*What to work on:* Reproduce all entries word for word.

*Records supplied:*
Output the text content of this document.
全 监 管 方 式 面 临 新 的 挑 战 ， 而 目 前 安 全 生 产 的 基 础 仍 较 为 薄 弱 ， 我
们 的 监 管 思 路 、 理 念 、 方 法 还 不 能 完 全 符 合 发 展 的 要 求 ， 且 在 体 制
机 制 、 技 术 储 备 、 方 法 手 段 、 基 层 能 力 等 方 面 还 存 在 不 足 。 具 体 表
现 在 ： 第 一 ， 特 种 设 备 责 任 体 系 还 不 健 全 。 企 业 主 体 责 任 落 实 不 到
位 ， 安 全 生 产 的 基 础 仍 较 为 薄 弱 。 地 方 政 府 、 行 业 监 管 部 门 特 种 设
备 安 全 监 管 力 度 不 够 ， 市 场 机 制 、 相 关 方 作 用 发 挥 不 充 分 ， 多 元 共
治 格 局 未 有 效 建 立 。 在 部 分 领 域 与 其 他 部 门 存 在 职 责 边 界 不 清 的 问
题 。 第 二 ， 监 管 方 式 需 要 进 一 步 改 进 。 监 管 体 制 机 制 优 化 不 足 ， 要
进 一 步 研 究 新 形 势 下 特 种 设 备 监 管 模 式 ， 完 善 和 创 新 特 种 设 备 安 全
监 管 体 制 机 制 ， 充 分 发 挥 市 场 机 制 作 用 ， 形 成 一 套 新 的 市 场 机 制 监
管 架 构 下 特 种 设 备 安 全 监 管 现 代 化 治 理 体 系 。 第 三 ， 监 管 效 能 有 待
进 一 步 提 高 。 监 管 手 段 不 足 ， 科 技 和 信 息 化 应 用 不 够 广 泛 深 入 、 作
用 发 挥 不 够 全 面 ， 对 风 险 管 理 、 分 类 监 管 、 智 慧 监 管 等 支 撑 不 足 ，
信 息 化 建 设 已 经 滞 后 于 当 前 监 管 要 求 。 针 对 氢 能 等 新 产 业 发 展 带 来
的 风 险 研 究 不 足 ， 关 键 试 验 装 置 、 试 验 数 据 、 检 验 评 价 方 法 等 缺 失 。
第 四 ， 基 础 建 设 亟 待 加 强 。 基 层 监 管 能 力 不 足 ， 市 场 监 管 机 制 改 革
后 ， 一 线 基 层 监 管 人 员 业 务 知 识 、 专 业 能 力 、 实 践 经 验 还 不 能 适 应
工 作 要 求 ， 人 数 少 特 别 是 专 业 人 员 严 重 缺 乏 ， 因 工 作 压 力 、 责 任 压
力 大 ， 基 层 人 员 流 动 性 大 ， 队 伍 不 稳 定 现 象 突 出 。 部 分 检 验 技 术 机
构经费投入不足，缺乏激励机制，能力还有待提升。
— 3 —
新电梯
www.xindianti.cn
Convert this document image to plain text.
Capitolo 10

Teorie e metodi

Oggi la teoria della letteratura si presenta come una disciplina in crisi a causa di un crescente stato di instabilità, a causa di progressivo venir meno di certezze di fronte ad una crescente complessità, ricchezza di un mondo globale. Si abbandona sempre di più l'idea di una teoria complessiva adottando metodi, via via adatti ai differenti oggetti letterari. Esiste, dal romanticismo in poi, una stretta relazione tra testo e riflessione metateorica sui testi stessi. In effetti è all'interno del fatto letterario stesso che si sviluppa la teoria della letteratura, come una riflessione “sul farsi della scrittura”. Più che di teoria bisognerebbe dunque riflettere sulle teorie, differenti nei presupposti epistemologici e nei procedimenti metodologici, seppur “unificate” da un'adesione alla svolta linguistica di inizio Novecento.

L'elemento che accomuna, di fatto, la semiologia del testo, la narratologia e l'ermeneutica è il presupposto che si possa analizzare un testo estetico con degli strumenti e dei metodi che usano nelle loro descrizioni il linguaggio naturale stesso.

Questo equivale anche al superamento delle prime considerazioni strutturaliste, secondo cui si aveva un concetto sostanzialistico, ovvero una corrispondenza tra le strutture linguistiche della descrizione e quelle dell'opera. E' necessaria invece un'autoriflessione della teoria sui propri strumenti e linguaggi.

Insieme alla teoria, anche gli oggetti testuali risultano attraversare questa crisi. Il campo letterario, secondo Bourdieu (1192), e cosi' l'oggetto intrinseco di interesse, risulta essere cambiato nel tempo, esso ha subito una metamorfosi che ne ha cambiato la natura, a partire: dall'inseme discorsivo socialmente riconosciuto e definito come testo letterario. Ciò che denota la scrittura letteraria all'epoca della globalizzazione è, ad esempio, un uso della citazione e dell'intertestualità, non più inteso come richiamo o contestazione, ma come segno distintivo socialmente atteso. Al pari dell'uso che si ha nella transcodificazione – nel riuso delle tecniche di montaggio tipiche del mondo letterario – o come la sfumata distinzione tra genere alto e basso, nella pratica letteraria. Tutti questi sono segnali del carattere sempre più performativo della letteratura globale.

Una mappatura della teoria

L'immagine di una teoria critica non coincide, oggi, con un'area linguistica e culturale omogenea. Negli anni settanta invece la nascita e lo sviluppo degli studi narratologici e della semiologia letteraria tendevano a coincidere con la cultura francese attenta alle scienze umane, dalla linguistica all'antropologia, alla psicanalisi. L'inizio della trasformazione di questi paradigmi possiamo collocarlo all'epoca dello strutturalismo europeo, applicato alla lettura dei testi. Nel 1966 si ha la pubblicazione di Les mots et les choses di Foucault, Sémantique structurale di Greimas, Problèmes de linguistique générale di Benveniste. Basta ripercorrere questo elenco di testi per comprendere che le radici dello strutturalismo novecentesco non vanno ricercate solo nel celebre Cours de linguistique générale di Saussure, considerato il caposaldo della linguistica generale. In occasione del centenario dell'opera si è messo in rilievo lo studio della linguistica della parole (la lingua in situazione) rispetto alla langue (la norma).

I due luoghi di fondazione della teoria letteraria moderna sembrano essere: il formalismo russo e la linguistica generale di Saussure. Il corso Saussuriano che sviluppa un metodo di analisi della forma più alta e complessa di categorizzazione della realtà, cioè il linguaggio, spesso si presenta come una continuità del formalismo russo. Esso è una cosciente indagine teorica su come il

*Correct result:*
Output the text content of this document.
全 监 管 方 式 面 临 新 的 挑 战 ， 而 目 前 安 全 生 产 的 基 础 仍 较 为 薄 弱 ， 我
们 的 监 管 思 路 、 理 念 、 方 法 还 不 能 完 全 符 合 发 展 的 要 求 ， 且 在 体 制
机 制 、 技 术 储 备 、 方 法 手 段 、 基 层 能 力 等 方 面 还 存 在 不 足 。 具 体 表
现 在 ： 第 一 ， 特 种 设 备 责 任 体 系 还 不 健 全 。 企 业 主 体 责 任 落 实 不 到
位 ， 安 全 生 产 的 基 础 仍 较 为 薄 弱 。 地 方 政 府 、 行 业 监 管 部 门 特 种 设
备 安 全 监 管 力 度 不 够 ， 市 场 机 制 、 相 关 方 作 用 发 挥 不 充 分 ， 多 元 共
治 格 局 未 有 效 建 立 。 在 部 分 领 域 与 其 他 部 门 存 在 职 责 边 界 不 清 的 问
题 。 第 二 ， 监 管 方 式 需 要 进 一 步 改 进 。 监 管 体 制 机 制 优 化 不 足 ， 要
进 一 步 研 究 新 形 势 下 特 种 设 备 监 管 模 式 ， 完 善 和 创 新 特 种 设 备 安 全
监 管 体 制 机 制 ， 充 分 发 挥 市 场 机 制 作 用 ， 形 成 一 套 新 的 市 场 机 制 监
管 架 构 下 特 种 设 备 安 全 监 管 现 代 化 治 理 体 系 。 第 三 ， 监 管 效 能 有 待
进 一 步 提 高 。 监 管 手 段 不 足 ， 科 技 和 信 息 化 应 用 不 够 广 泛 深 入 、 作
用 发 挥 不 够 全 面 ， 对 风 险 管 理 、 分 类 监 管 、 智 慧 监 管 等 支 撑 不 足 ，
信 息 化 建 设 已 经 滞 后 于 当 前 监 管 要 求 。 针 对 氢 能 等 新 产 业 发 展 带 来
的 风 险 研 究 不 足 ， 关 键 试 验 装 置 、 试 验 数 据 、 检 验 评 价 方 法 等 缺 失 。
第 四 ， 基 础 建 设 亟 待 加 强 。 基 层 监 管 能 力 不 足 ， 市 场 监 管 机 制 改 革
后 ， 一 线 基 层 监 管 人 员 业 务 知 识 、 专 业 能 力 、 实 践 经 验 还 不 能 适 应
工 作 要 求 ， 人 数 少 特 别 是 专 业 人 员 严 重 缺 乏 ， 因 工 作 压 力 、 责 任 压
力 大 ， 基 层 人 员 流 动 性 大 ， 队 伍 不 稳 定 现 象 突 出 。 部 分 检 验 技 术 机
构经费投入不足，缺乏激励机制，能力还有待提升。
— 3 —
新电梯
www.xindianti.cn
Convert this document image to plain text.
Capitolo 10

Teorie e metodi

Oggi la teoria della letteratura si presenta come una disciplina in crisi a causa di un crescente stato di instabilità, a causa di progressivo venir meno di certezze di fronte ad una crescente complessità, ricchezza di un mondo globale. Si abbandona sempre di più l'idea di una teoria complessiva adottando metodi, via via adatti ai differenti oggetti letterari. Esiste, dal romanticismo in poi, una stretta relazione tra testo e riflessione metateorica sui testi stessi. In effetti è all'interno del fatto letterario stesso che si sviluppa la teoria della letteratura, come una riflessione “sul farsi della scrittura”. Più che di teoria bisognerebbe dunque riflettere sulle teorie, differenti nei presupposti epistemologici e nei procedimenti metodologici, seppur “unificate” da un'adesione alla svolta linguistica di inizio Novecento.

L'elemento che accomuna, di fatto, la semiologia del testo, la narratologia e l'ermeneutica è il presupposto che si possa analizzare un testo estetico con degli strumenti e dei metodi che usano nelle loro descrizioni il linguaggio naturale stesso.

Questo equivale anche al superamento delle prime considerazioni strutturaliste, secondo cui si aveva un concetto sostanzialistico, ovvero una corrispondenza tra le strutture linguistiche della descrizione e quelle dell'opera. E' necessaria invece un'autoriflessione della teoria sui propri strumenti e linguaggi.

Insieme alla teoria, anche gli oggetti testuali risultano attraversare questa crisi. Il campo letterario, secondo Bourdieu (1192), e cosi' l'oggetto intrinseco di interesse, risulta essere cambiato nel tempo, esso ha subito una metamorfosi che ne ha cambiato la natura, a partire: dall'inseme discorsivo socialmente riconosciuto e definito come testo letterario. Ciò che denota la scrittura letteraria all'epoca della globalizzazione è, ad esempio, un uso della citazione e dell'intertestualità, non più inteso come richiamo o contestazione, ma come segno distintivo socialmente atteso. Al pari dell'uso che si ha nella transcodificazione – nel riuso delle tecniche di montaggio tipiche del mondo letterario – o come la sfumata distinzione tra genere alto e basso, nella pratica letteraria. Tutti questi sono segnali del carattere sempre più performativo della letteratura globale.

Una mappatura della teoria

L'immagine di una teoria critica non coincide, oggi, con un'area linguistica e culturale omogenea. Negli anni settanta invece la nascita e lo sviluppo degli studi narratologici e della semiologia letteraria tendevano a coincidere con la cultura francese attenta alle scienze umane, dalla linguistica all'antropologia, alla psicanalisi. L'inizio della trasformazione di questi paradigmi possiamo collocarlo all'epoca dello strutturalismo europeo, applicato alla lettura dei testi. Nel 1966 si ha la pubblicazione di Les mots et les choses di Foucault, Sémantique structurale di Greimas, Problèmes de linguistique générale di Benveniste. Basta ripercorrere questo elenco di testi per comprendere che le radici dello strutturalismo novecentesco non vanno ricercate solo nel celebre Cours de linguistique générale di Saussure, considerato il caposaldo della linguistica generale. In occasione del centenario dell'opera si è messo in rilievo lo studio della linguistica della parole (la lingua in situazione) rispetto alla langue (la norma).

I due luoghi di fondazione della teoria letteraria moderna sembrano essere: il formalismo russo e la linguistica generale di Saussure. Il corso Saussuriano che sviluppa un metodo di analisi della forma più alta e complessa di categorizzazione della realtà, cioè il linguaggio, spesso si presenta come una continuità del formalismo russo. Esso è una cosciente indagine teorica su come il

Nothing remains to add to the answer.